● OBJECTIVE
In the entries below, count each line holding the word "진천구간". Answer with the total alone.

● RECORD EXCERPTS
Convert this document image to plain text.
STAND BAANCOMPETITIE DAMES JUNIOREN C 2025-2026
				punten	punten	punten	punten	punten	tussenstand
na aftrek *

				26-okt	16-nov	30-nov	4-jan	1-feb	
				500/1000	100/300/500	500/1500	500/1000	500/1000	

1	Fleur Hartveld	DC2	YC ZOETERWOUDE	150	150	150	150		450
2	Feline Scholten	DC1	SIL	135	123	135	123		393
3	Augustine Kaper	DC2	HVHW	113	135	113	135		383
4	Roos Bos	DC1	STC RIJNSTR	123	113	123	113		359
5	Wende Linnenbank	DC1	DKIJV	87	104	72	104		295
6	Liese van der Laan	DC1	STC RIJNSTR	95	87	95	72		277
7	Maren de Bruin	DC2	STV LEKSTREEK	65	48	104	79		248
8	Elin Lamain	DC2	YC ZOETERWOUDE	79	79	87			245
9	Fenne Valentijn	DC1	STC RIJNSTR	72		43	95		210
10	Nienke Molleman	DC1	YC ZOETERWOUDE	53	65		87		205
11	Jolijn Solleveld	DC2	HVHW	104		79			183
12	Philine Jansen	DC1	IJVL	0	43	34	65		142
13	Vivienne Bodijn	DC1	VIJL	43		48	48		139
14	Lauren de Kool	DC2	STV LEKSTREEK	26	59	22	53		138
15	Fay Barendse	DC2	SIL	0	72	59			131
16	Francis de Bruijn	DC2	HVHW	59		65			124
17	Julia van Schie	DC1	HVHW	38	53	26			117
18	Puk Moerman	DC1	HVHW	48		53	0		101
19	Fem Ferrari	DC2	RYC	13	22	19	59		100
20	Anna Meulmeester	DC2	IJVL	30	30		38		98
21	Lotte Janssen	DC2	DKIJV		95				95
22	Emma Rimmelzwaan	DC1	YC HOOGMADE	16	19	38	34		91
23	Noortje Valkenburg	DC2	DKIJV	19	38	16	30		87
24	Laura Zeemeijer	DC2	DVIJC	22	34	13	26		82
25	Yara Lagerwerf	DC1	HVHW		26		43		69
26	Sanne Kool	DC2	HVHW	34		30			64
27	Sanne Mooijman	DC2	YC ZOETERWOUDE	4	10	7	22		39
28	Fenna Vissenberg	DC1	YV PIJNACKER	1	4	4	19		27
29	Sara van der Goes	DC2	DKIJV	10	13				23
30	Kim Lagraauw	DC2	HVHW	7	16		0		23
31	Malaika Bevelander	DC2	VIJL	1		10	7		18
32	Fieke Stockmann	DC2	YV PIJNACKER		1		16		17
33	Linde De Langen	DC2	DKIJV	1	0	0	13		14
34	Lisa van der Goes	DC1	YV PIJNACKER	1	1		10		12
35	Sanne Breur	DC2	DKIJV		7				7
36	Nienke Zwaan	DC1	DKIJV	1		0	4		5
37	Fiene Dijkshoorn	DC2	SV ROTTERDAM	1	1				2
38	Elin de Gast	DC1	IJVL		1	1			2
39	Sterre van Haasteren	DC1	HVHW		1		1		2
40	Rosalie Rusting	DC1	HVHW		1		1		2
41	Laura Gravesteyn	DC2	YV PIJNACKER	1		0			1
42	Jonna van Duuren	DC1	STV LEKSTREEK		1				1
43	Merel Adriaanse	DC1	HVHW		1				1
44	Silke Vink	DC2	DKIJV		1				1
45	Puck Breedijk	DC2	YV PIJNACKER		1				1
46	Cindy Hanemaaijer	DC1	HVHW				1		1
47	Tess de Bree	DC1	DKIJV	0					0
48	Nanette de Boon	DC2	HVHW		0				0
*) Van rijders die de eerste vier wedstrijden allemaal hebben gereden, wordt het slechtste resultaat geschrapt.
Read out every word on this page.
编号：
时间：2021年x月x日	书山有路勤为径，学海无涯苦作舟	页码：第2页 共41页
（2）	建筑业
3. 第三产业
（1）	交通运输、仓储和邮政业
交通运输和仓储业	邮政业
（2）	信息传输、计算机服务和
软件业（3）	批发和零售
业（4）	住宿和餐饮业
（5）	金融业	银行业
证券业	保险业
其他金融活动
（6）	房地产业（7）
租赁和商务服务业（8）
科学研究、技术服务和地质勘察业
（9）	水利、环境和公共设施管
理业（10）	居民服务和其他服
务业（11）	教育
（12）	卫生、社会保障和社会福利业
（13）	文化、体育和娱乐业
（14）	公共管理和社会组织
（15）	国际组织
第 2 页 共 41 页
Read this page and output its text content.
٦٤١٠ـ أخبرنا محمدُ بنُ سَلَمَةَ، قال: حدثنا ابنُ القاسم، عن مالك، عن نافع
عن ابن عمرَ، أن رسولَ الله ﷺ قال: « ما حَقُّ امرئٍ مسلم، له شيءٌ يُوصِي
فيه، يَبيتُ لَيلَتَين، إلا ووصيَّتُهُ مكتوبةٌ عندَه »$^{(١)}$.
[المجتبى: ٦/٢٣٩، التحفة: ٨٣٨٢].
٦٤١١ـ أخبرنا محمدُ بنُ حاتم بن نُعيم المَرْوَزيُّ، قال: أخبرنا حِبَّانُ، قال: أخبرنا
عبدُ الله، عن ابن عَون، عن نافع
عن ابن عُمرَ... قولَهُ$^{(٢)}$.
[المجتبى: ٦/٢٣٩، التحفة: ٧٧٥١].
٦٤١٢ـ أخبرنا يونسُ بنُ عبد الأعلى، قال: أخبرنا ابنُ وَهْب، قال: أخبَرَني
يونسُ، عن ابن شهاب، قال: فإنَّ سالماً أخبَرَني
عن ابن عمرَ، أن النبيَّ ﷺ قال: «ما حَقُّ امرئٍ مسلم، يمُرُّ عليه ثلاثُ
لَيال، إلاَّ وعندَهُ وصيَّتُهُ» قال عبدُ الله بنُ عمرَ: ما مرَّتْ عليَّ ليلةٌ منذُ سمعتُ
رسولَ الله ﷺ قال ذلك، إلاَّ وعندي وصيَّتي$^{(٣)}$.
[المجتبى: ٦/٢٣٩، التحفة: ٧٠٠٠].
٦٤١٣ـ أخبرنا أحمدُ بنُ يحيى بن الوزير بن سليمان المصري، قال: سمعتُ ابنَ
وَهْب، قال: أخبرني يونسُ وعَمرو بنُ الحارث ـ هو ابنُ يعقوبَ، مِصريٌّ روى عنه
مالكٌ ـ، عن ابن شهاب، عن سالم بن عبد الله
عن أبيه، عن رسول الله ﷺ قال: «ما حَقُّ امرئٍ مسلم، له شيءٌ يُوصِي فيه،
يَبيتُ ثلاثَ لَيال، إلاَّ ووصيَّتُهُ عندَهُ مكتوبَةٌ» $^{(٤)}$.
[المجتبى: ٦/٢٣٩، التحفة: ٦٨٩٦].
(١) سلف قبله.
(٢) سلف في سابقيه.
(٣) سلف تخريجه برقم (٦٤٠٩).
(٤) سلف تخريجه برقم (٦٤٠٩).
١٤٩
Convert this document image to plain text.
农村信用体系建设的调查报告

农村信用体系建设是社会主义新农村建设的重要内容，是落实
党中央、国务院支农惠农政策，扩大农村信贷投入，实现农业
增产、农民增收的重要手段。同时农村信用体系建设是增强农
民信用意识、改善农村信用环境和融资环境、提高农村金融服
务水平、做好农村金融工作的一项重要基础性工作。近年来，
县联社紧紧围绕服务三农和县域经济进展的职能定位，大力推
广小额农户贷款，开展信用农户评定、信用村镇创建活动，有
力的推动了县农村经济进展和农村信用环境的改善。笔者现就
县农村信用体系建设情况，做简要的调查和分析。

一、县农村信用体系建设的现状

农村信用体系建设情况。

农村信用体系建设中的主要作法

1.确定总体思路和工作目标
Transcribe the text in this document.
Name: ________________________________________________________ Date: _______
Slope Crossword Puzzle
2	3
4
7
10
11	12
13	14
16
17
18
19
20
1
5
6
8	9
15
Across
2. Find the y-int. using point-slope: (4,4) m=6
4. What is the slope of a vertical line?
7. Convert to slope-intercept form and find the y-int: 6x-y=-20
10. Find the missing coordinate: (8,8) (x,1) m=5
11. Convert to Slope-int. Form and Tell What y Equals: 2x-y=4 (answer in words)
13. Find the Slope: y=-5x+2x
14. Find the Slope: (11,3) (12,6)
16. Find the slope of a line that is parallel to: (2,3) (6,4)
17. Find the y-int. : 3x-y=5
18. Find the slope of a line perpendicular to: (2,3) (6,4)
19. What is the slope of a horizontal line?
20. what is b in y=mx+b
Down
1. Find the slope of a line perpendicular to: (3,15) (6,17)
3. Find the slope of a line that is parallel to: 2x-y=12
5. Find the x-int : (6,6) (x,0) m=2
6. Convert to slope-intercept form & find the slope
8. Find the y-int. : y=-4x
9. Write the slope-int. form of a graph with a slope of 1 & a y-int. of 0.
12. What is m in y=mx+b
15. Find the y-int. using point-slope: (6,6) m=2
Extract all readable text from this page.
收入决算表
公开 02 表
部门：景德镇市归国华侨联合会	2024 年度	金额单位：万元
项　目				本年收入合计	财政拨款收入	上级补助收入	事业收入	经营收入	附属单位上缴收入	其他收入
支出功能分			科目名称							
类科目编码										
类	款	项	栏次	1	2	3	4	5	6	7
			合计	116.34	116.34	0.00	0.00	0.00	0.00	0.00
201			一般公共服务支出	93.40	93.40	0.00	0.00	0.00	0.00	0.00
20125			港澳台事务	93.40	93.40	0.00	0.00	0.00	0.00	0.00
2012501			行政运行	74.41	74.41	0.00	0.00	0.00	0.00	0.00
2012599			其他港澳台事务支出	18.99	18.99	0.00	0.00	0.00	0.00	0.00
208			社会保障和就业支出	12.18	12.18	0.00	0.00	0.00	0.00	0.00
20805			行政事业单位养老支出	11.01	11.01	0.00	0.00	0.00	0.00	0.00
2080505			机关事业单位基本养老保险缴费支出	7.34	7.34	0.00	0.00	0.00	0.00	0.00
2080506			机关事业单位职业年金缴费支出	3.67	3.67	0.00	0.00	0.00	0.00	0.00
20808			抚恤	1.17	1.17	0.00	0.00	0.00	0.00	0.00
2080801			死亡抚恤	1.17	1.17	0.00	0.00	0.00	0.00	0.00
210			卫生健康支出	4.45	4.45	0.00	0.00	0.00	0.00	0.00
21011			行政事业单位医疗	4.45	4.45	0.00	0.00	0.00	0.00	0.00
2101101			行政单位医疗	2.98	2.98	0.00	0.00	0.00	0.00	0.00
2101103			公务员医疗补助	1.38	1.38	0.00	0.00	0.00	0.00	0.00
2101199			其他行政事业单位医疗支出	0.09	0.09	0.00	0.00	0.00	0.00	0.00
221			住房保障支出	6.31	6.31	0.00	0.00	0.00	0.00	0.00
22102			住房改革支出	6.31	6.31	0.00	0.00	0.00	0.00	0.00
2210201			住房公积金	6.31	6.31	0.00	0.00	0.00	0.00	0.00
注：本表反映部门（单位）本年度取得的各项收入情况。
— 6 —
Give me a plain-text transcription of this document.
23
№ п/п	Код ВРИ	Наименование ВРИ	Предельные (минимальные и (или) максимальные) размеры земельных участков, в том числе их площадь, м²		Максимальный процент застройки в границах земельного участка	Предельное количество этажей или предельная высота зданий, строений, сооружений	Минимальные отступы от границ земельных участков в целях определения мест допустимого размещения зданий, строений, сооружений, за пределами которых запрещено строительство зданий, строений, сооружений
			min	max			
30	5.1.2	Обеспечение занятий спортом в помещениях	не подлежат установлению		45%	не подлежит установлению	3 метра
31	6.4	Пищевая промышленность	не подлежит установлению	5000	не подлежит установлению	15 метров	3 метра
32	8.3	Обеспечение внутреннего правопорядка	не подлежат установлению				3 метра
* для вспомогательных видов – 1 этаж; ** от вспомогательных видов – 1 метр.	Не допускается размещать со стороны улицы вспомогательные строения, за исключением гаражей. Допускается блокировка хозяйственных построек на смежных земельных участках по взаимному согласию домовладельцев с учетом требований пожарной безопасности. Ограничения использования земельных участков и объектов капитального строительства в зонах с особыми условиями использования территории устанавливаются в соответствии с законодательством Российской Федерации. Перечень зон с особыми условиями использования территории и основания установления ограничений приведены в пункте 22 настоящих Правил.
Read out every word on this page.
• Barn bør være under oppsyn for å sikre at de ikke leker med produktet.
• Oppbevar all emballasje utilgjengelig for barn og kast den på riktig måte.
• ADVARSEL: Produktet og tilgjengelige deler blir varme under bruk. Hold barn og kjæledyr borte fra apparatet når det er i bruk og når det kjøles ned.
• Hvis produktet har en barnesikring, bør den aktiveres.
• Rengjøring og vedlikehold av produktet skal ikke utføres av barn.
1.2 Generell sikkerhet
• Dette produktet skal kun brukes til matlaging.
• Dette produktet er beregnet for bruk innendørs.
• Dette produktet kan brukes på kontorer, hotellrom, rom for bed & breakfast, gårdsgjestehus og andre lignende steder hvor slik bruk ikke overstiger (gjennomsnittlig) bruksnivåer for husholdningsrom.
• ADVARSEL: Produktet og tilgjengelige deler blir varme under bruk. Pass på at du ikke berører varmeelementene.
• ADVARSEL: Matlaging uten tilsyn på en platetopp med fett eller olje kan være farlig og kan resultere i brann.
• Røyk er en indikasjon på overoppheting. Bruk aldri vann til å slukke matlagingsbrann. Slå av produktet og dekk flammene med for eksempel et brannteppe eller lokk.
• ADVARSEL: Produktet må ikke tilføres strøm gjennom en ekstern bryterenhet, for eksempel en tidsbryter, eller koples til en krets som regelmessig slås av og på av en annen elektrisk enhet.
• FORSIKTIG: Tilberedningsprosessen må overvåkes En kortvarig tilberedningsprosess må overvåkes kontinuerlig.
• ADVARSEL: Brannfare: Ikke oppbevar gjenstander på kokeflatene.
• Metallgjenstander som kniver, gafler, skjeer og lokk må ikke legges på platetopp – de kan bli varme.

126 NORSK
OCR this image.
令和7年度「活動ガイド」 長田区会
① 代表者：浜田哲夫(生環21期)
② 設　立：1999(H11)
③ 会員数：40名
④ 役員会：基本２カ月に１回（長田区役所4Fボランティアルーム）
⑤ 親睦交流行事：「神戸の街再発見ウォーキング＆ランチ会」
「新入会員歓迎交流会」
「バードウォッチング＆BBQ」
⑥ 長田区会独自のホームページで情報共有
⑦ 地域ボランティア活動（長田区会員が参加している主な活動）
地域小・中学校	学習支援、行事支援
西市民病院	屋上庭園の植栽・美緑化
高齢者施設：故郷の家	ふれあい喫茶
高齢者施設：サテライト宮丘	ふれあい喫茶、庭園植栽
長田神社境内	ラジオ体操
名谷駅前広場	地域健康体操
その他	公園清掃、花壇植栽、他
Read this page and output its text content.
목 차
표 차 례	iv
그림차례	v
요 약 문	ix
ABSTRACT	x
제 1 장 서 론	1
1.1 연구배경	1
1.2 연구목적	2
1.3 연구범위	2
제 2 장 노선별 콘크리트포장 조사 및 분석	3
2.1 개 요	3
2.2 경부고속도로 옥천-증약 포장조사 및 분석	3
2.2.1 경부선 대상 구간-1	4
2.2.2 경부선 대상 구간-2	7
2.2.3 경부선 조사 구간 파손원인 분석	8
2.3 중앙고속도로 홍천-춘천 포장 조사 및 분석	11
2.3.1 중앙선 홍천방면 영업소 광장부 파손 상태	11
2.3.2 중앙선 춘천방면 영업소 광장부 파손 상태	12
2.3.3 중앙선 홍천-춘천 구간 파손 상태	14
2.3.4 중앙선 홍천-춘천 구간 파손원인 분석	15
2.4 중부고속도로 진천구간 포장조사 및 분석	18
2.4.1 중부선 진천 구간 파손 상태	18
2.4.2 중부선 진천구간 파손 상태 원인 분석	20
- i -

● TASK SOLUTION
2